> **Information supplied**:
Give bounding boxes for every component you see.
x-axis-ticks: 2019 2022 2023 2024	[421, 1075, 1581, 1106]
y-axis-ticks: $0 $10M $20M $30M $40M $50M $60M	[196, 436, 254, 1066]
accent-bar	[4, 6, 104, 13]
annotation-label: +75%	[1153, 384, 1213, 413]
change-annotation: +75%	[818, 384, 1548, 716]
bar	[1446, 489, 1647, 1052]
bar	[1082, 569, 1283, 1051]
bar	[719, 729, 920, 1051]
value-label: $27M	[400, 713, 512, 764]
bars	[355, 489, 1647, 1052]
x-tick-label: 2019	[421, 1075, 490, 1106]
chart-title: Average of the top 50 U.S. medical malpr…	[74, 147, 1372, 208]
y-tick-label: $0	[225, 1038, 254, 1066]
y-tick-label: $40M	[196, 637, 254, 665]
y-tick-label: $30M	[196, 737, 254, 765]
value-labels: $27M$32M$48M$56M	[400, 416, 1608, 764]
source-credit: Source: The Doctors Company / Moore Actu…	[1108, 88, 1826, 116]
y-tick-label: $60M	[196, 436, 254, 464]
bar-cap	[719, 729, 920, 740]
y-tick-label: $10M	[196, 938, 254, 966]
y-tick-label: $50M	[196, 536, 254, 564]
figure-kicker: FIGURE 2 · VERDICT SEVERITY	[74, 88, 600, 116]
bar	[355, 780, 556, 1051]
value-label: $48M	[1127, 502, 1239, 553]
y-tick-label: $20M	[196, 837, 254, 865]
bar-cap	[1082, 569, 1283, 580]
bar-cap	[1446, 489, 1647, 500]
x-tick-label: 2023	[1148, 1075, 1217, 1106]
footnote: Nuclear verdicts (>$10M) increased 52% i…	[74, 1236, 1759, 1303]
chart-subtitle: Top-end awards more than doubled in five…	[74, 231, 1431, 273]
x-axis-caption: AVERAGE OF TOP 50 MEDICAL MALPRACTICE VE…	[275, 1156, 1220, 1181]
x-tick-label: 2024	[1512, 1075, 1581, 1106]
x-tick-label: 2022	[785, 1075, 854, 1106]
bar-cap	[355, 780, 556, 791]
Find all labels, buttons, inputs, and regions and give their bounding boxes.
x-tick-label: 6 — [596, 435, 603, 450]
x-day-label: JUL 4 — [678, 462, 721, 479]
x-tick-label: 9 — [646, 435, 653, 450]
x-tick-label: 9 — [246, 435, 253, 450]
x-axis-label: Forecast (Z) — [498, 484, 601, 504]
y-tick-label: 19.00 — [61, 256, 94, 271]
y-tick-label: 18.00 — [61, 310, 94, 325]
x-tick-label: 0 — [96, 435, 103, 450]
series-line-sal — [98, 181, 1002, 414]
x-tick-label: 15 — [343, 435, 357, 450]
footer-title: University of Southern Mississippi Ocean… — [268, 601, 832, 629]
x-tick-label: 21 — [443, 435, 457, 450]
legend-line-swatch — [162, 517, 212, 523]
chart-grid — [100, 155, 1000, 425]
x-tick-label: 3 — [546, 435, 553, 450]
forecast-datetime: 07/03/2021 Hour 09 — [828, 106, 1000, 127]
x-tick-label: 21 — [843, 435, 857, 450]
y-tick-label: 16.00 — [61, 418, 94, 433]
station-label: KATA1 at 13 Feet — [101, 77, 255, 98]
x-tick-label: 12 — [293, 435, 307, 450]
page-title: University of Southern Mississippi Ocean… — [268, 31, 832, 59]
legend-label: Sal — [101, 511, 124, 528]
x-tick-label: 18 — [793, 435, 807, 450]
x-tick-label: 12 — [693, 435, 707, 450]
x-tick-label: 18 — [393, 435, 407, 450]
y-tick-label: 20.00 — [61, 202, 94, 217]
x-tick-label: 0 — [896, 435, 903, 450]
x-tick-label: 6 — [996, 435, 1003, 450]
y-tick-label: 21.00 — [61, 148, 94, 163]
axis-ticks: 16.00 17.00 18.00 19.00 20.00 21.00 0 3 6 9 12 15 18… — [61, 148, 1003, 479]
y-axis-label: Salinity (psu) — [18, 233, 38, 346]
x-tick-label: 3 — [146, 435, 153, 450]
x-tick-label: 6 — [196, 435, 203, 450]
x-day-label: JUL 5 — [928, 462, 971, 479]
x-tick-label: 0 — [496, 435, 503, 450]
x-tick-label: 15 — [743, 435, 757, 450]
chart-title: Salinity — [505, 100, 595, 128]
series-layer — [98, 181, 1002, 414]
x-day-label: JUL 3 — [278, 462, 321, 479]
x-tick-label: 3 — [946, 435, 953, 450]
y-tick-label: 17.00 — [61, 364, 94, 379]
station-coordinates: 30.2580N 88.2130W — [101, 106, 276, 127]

> **The problem**:
Write out every line of the data above again, word for word, with nothing changed, added, or left out.

> **Finished exercise**:
Give bounding boxes for every component you see.
x-axis-ticks: 2019 2022 2023 2024	[421, 1075, 1581, 1106]
y-axis-ticks: $0 $10M $20M $30M $40M $50M $60M	[196, 436, 254, 1066]
accent-bar	[4, 6, 104, 13]
annotation-label: +75%	[1153, 384, 1213, 413]
change-annotation: +75%	[818, 384, 1548, 716]
bar	[1446, 489, 1647, 1052]
bar	[1082, 569, 1283, 1051]
bar	[719, 729, 920, 1051]
value-label: $27M	[400, 713, 512, 764]
bars	[355, 489, 1647, 1052]
x-tick-label: 2019	[421, 1075, 490, 1106]
chart-title: Average of the top 50 U.S. medical malpr…	[74, 147, 1372, 208]
y-tick-label: $0	[225, 1038, 254, 1066]
y-tick-label: $40M	[196, 637, 254, 665]
y-tick-label: $30M	[196, 737, 254, 765]
value-labels: $27M$32M$48M$56M	[400, 416, 1608, 764]
source-credit: Source: The Doctors Company / Moore Actu…	[1108, 88, 1826, 116]
y-tick-label: $60M	[196, 436, 254, 464]
bar-cap	[719, 729, 920, 740]
y-tick-label: $10M	[196, 938, 254, 966]
y-tick-label: $50M	[196, 536, 254, 564]
figure-kicker: FIGURE 2 · VERDICT SEVERITY	[74, 88, 600, 116]
bar	[355, 780, 556, 1051]
value-label: $48M	[1127, 502, 1239, 553]
y-tick-label: $20M	[196, 837, 254, 865]
bar-cap	[1082, 569, 1283, 580]
bar-cap	[1446, 489, 1647, 500]
x-tick-label: 2023	[1148, 1075, 1217, 1106]
footnote: Nuclear verdicts (>$10M) increased 52% i…	[74, 1236, 1759, 1303]
chart-subtitle: Top-end awards more than doubled in five…	[74, 231, 1431, 273]
x-axis-caption: AVERAGE OF TOP 50 MEDICAL MALPRACTICE VE…	[275, 1156, 1220, 1181]
x-tick-label: 2024	[1512, 1075, 1581, 1106]
x-tick-label: 2022	[785, 1075, 854, 1106]
bar-cap	[355, 780, 556, 791]
Find all labels, buttons, inputs, and regions and give their bounding boxes.
x-tick-label: 6 — [596, 435, 603, 450]
x-day-label: JUL 4 — [678, 462, 721, 479]
x-tick-label: 9 — [646, 435, 653, 450]
x-tick-label: 9 — [246, 435, 253, 450]
x-axis-label: Forecast (Z) — [498, 484, 601, 504]
y-tick-label: 19.00 — [61, 256, 94, 271]
y-tick-label: 18.00 — [61, 310, 94, 325]
x-tick-label: 0 — [96, 435, 103, 450]
series-line-sal — [98, 181, 1002, 414]
x-tick-label: 15 — [343, 435, 357, 450]
footer-title: University of Southern Mississippi Ocean… — [268, 601, 832, 629]
x-tick-label: 21 — [443, 435, 457, 450]
legend-line-swatch — [162, 517, 212, 523]
chart-grid — [100, 155, 1000, 425]
x-tick-label: 3 — [546, 435, 553, 450]
forecast-datetime: 07/03/2021 Hour 09 — [828, 106, 1000, 127]
x-tick-label: 21 — [843, 435, 857, 450]
y-tick-label: 16.00 — [61, 418, 94, 433]
station-label: KATA1 at 13 Feet — [101, 77, 255, 98]
x-tick-label: 12 — [293, 435, 307, 450]
page-title: University of Southern Mississippi Ocean… — [268, 31, 832, 59]
legend-label: Sal — [101, 511, 124, 528]
x-tick-label: 18 — [793, 435, 807, 450]
x-tick-label: 12 — [693, 435, 707, 450]
x-tick-label: 18 — [393, 435, 407, 450]
y-tick-label: 20.00 — [61, 202, 94, 217]
x-tick-label: 0 — [896, 435, 903, 450]
x-tick-label: 6 — [996, 435, 1003, 450]
y-tick-label: 21.00 — [61, 148, 94, 163]
axis-ticks: 16.00 17.00 18.00 19.00 20.00 21.00 0 3 6 9 12 15 18… — [61, 148, 1003, 479]
y-axis-label: Salinity (psu) — [18, 233, 38, 346]
x-tick-label: 3 — [146, 435, 153, 450]
x-tick-label: 6 — [196, 435, 203, 450]
x-day-label: JUL 5 — [928, 462, 971, 479]
x-tick-label: 0 — [496, 435, 503, 450]
x-tick-label: 15 — [743, 435, 757, 450]
chart-title: Salinity — [505, 100, 595, 128]
series-layer — [98, 181, 1002, 414]
x-day-label: JUL 3 — [278, 462, 321, 479]
x-tick-label: 3 — [946, 435, 953, 450]
y-tick-label: 17.00 — [61, 364, 94, 379]
station-coordinates: 30.2580N 88.2130W — [101, 106, 276, 127]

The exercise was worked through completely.